**Instructions for the task**: Locate each line with the string "this" in the listing below and copy it.

**Records provided**:
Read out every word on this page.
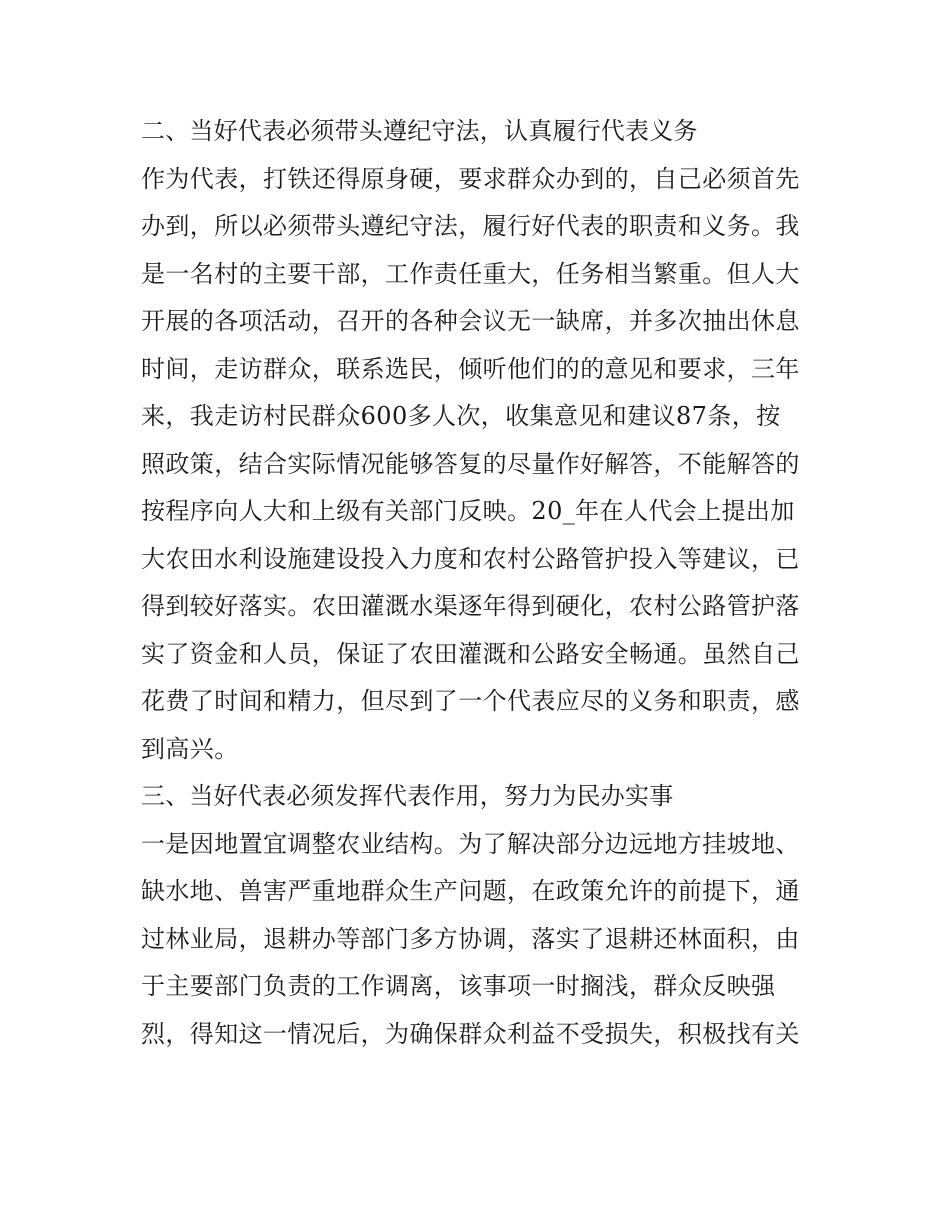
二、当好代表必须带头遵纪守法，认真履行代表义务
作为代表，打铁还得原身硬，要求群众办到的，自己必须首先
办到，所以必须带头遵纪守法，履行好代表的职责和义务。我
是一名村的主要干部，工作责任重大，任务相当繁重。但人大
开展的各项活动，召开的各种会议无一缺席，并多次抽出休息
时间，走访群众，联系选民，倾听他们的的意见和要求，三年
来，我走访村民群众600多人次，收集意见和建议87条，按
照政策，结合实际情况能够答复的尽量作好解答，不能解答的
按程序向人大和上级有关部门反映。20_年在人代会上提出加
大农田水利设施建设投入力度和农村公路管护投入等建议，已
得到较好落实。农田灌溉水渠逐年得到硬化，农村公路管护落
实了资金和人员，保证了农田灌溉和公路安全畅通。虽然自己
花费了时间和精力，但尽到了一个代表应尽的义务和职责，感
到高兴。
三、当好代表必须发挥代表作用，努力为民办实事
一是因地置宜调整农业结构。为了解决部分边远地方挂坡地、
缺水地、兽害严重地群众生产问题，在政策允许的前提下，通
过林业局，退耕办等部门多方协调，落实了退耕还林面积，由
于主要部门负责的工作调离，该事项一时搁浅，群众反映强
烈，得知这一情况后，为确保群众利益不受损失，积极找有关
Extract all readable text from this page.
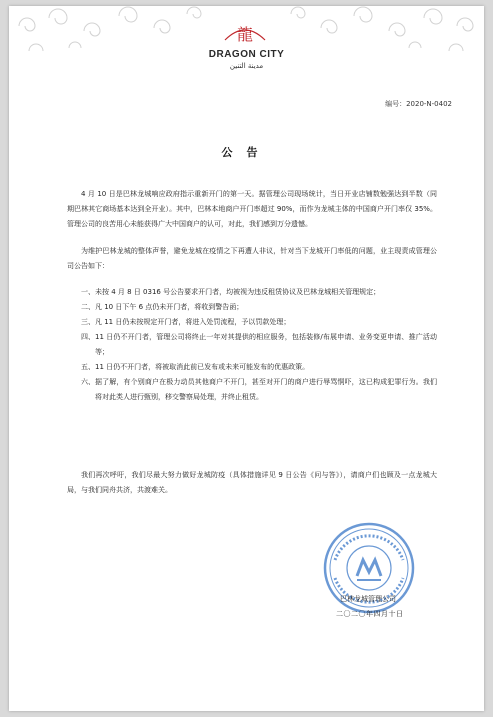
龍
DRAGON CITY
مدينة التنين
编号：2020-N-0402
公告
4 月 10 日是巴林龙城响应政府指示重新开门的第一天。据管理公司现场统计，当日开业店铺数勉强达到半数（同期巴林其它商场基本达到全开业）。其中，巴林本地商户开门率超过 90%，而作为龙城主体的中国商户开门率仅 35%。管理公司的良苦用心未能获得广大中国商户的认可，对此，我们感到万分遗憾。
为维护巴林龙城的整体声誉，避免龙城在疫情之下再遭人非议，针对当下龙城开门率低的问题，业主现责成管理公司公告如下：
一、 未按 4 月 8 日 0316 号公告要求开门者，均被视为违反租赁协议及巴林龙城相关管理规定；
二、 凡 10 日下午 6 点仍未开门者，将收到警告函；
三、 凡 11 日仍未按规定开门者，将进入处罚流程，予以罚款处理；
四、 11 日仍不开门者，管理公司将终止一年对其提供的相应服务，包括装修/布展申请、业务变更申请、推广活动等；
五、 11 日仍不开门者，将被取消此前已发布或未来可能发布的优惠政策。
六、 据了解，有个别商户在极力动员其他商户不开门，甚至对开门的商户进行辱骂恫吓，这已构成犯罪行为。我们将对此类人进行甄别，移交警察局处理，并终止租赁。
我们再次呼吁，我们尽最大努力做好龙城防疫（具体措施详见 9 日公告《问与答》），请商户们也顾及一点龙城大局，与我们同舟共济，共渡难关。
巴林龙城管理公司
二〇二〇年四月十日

**Answer for the task**:
Read out every word on this page.
Extract all readable text from this page.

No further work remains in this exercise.